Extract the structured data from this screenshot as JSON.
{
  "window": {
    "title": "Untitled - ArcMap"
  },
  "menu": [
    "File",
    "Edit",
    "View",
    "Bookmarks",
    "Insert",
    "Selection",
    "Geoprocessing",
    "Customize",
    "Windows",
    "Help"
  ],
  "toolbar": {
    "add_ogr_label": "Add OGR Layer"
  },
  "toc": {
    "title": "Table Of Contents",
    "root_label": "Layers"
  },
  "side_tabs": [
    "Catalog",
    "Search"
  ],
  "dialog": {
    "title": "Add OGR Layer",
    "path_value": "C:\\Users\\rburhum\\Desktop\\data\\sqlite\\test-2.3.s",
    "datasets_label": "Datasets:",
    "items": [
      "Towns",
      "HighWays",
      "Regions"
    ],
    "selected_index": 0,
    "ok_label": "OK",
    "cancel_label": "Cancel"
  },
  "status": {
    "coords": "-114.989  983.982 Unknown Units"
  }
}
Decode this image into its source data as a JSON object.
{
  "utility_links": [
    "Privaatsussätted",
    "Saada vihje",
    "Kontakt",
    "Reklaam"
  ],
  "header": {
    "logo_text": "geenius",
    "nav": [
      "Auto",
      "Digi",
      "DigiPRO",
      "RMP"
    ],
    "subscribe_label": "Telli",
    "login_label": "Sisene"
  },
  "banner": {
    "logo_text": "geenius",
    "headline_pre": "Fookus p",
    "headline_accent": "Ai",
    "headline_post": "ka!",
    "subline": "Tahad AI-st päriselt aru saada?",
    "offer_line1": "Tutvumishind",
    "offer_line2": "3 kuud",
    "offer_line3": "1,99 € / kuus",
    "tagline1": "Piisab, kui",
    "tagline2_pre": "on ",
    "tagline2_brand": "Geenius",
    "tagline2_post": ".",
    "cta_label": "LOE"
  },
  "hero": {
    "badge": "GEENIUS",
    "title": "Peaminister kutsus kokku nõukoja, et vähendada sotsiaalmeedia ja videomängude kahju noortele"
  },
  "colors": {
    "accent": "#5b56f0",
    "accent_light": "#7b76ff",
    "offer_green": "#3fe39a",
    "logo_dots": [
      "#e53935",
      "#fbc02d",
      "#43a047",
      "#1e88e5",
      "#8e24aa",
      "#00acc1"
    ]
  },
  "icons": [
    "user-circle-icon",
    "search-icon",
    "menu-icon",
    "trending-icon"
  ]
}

§ Prompt
Take the entries above and transcribe them exactly.

§ Exercise response
Extract the structured data from this screenshot as JSON.
{
  "window": {
    "title": "Untitled - ArcMap"
  },
  "menu": [
    "File",
    "Edit",
    "View",
    "Bookmarks",
    "Insert",
    "Selection",
    "Geoprocessing",
    "Customize",
    "Windows",
    "Help"
  ],
  "toolbar": {
    "add_ogr_label": "Add OGR Layer"
  },
  "toc": {
    "title": "Table Of Contents",
    "root_label": "Layers"
  },
  "side_tabs": [
    "Catalog",
    "Search"
  ],
  "dialog": {
    "title": "Add OGR Layer",
    "path_value": "C:\\Users\\rburhum\\Desktop\\data\\sqlite\\test-2.3.s",
    "datasets_label": "Datasets:",
    "items": [
      "Towns",
      "HighWays",
      "Regions"
    ],
    "selected_index": 0,
    "ok_label": "OK",
    "cancel_label": "Cancel"
  },
  "status": {
    "coords": "-114.989  983.982 Unknown Units"
  }
}
Decode this image into its source data as a JSON object.
{
  "utility_links": [
    "Privaatsussätted",
    "Saada vihje",
    "Kontakt",
    "Reklaam"
  ],
  "header": {
    "logo_text": "geenius",
    "nav": [
      "Auto",
      "Digi",
      "DigiPRO",
      "RMP"
    ],
    "subscribe_label": "Telli",
    "login_label": "Sisene"
  },
  "banner": {
    "logo_text": "geenius",
    "headline_pre": "Fookus p",
    "headline_accent": "Ai",
    "headline_post": "ka!",
    "subline": "Tahad AI-st päriselt aru saada?",
    "offer_line1": "Tutvumishind",
    "offer_line2": "3 kuud",
    "offer_line3": "1,99 € / kuus",
    "tagline1": "Piisab, kui",
    "tagline2_pre": "on ",
    "tagline2_brand": "Geenius",
    "tagline2_post": ".",
    "cta_label": "LOE"
  },
  "hero": {
    "badge": "GEENIUS",
    "title": "Peaminister kutsus kokku nõukoja, et vähendada sotsiaalmeedia ja videomängude kahju noortele"
  },
  "colors": {
    "accent": "#5b56f0",
    "accent_light": "#7b76ff",
    "offer_green": "#3fe39a",
    "logo_dots": [
      "#e53935",
      "#fbc02d",
      "#43a047",
      "#1e88e5",
      "#8e24aa",
      "#00acc1"
    ]
  },
  "icons": [
    "user-circle-icon",
    "search-icon",
    "menu-icon",
    "trending-icon"
  ]
}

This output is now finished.